Information supplied:
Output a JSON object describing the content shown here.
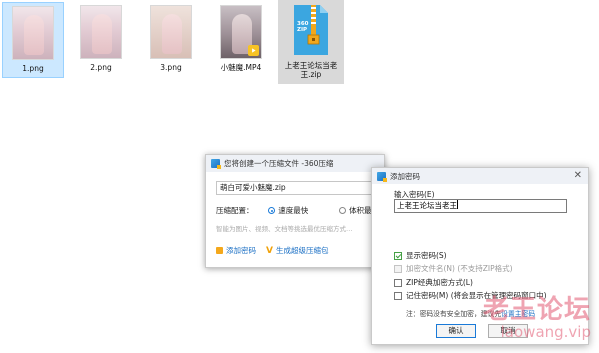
{
  "files": [
    {
      "name": "1.png",
      "selected": true
    },
    {
      "name": "2.png",
      "selected": false
    },
    {
      "name": "3.png",
      "selected": false
    },
    {
      "name": "小魅魔.MP4",
      "selected": false
    },
    {
      "name_line1": "上老王论坛当老",
      "name_line2": "王.zip",
      "icon_text": "360 ZIP",
      "selected": false
    }
  ],
  "compress_dialog": {
    "title": "您将创建一个压缩文件 -360压缩",
    "filename": "萌白可爱小魅魔.zip",
    "config_label": "压缩配置：",
    "option_fast": "速度最快",
    "option_small": "体积最小",
    "hint": "智能为图片、视频、文档等挑选最优压缩方式…",
    "add_password": "添加密码",
    "super_package": "生成超级压缩包"
  },
  "password_dialog": {
    "title": "添加密码",
    "enter_label": "输入密码(E)",
    "password_value": "上老王论坛当老王",
    "show_password": "显示密码(S)",
    "encrypt_filenames": "加密文件名(N) (不支持ZIP格式)",
    "zip_classic": "ZIP经典加密方式(L)",
    "remember": "记住密码(M) (将会显示在管理密码窗口中)",
    "note_prefix": "注：密码没有安全加密，",
    "note_middle": "建议先",
    "note_link": "设置主密码",
    "ok_label": "确认",
    "cancel_label": "取消",
    "show_password_checked": true,
    "encrypt_filenames_checked": false,
    "zip_classic_checked": false,
    "remember_checked": false
  },
  "watermark": {
    "cn": "老王论坛",
    "en": "laowang.vip"
  },
  "colors": {
    "selection": "#cce8ff",
    "accent": "#1a7ad8",
    "watermark": "#e35b74"
  }
}
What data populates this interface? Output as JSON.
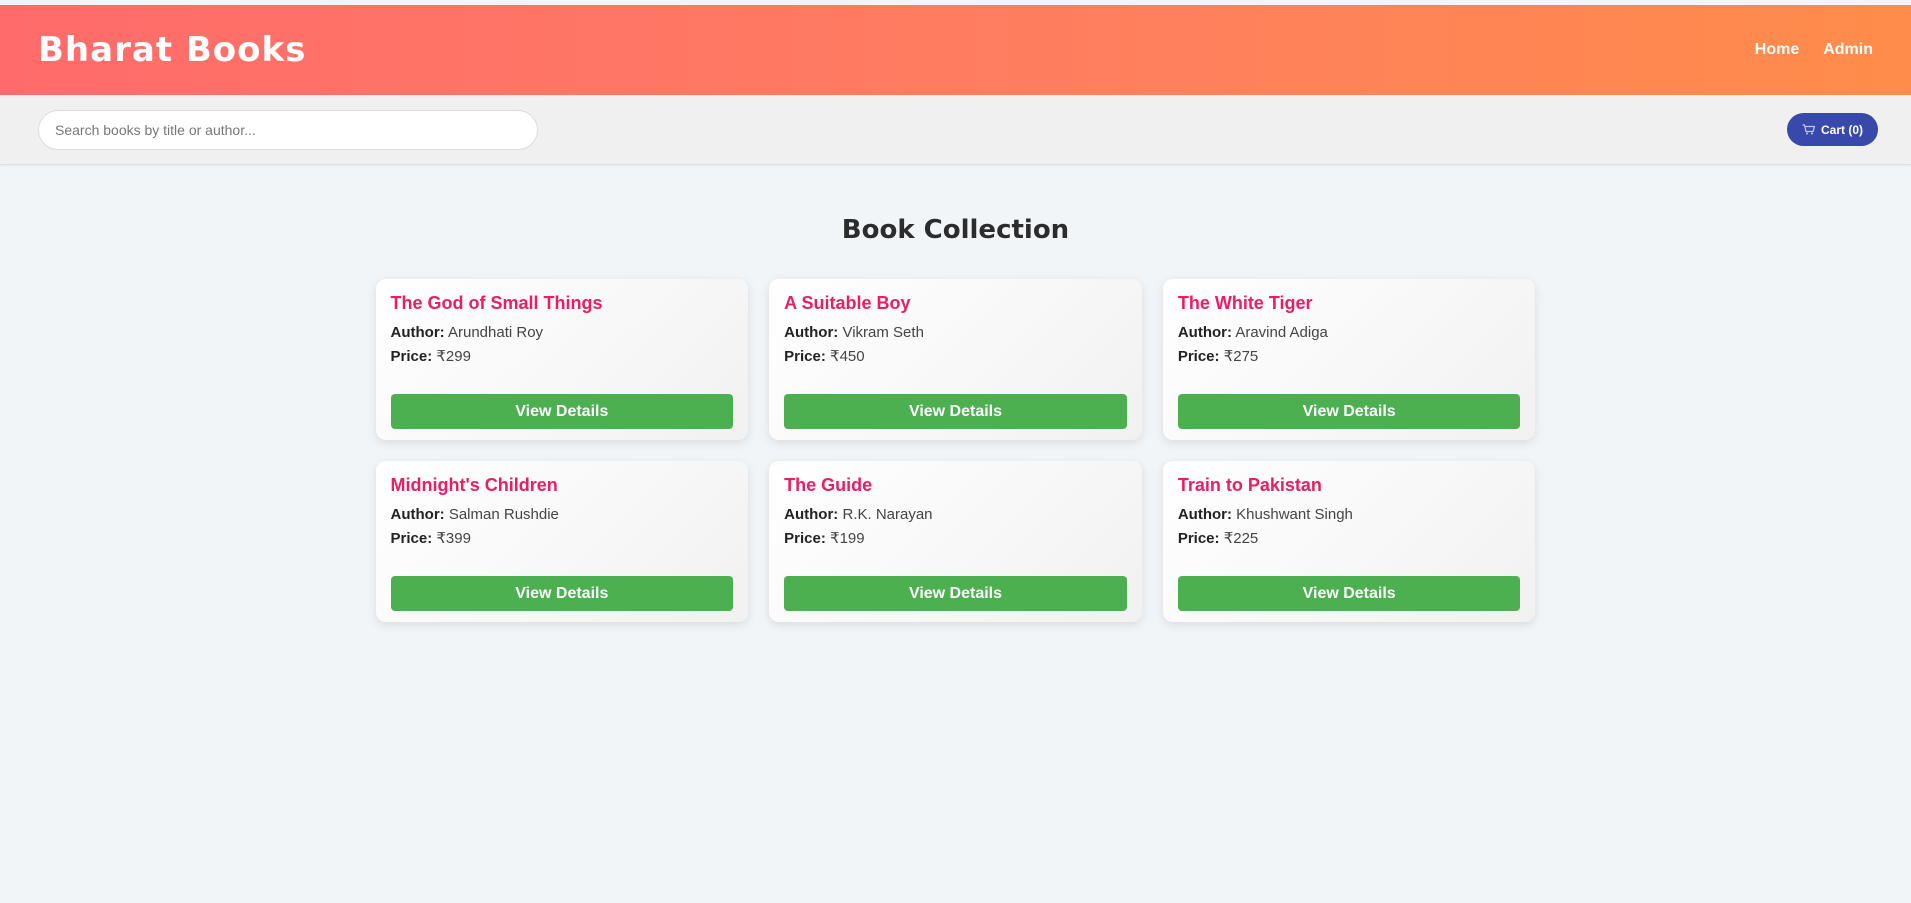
{
  "header": {
    "brand": "Bharat Books",
    "nav": [
      {
        "label": "Home"
      },
      {
        "label": "Admin"
      }
    ]
  },
  "toolbar": {
    "search_placeholder": "Search books by title or author...",
    "search_value": "",
    "cart_label": "Cart (0)",
    "cart_icon": "shopping-cart-icon"
  },
  "main": {
    "title": "Book Collection",
    "author_label": "Author:",
    "price_label": "Price:",
    "button_label": "View Details",
    "books": [
      {
        "title": "The God of Small Things",
        "author": "Arundhati Roy",
        "price": "₹299"
      },
      {
        "title": "A Suitable Boy",
        "author": "Vikram Seth",
        "price": "₹450"
      },
      {
        "title": "The White Tiger",
        "author": "Aravind Adiga",
        "price": "₹275"
      },
      {
        "title": "Midnight's Children",
        "author": "Salman Rushdie",
        "price": "₹399"
      },
      {
        "title": "The Guide",
        "author": "R.K. Narayan",
        "price": "₹199"
      },
      {
        "title": "Train to Pakistan",
        "author": "Khushwant Singh",
        "price": "₹225"
      }
    ]
  },
  "colors": {
    "header_gradient_start": "#ff6b6b",
    "header_gradient_end": "#ff8c4a",
    "cart_button": "#3949ab",
    "book_title": "#e91e63",
    "details_button": "#4caf50"
  }
}
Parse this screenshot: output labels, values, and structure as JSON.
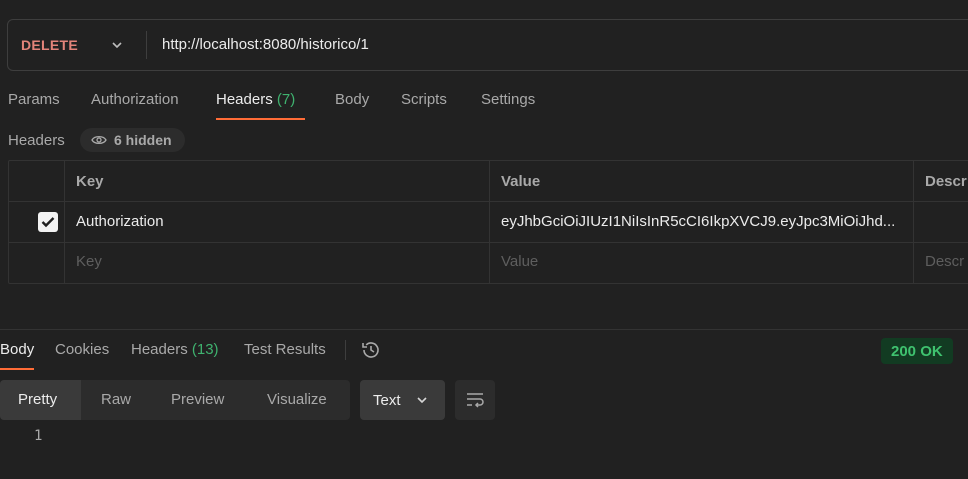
{
  "request": {
    "method": "DELETE",
    "url": "http://localhost:8080/historico/1"
  },
  "request_tabs": [
    {
      "label": "Params"
    },
    {
      "label": "Authorization"
    },
    {
      "label": "Headers",
      "count": "(7)"
    },
    {
      "label": "Body"
    },
    {
      "label": "Scripts"
    },
    {
      "label": "Settings"
    }
  ],
  "headers_section": {
    "label": "Headers",
    "hidden": "6 hidden",
    "columns": [
      "Key",
      "Value",
      "Descr"
    ],
    "rows": [
      {
        "checked": true,
        "key": "Authorization",
        "value": "eyJhbGciOiJIUzI1NiIsInR5cCI6IkpXVCJ9.eyJpc3MiOiJhd..."
      }
    ],
    "placeholder": {
      "key": "Key",
      "value": "Value",
      "description": "Descr"
    }
  },
  "response_tabs": [
    {
      "label": "Body"
    },
    {
      "label": "Cookies"
    },
    {
      "label": "Headers",
      "count": "(13)"
    },
    {
      "label": "Test Results"
    }
  ],
  "status": "200 OK",
  "view_modes": [
    "Pretty",
    "Raw",
    "Preview",
    "Visualize"
  ],
  "format": "Text",
  "line_numbers": [
    "1"
  ],
  "colors": {
    "method": "#e3847a",
    "accent": "#ff6c37",
    "count": "#3fb26f",
    "status_bg": "#123b22",
    "status_text": "#3fc26f"
  }
}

What needs to be done:
Locate the string "this" in the listing above and copy every line where it occurs.

Answer to the task:
What data populates this interface? Output as JSON.
Parse this screenshot: output labels, values, and structure as JSON.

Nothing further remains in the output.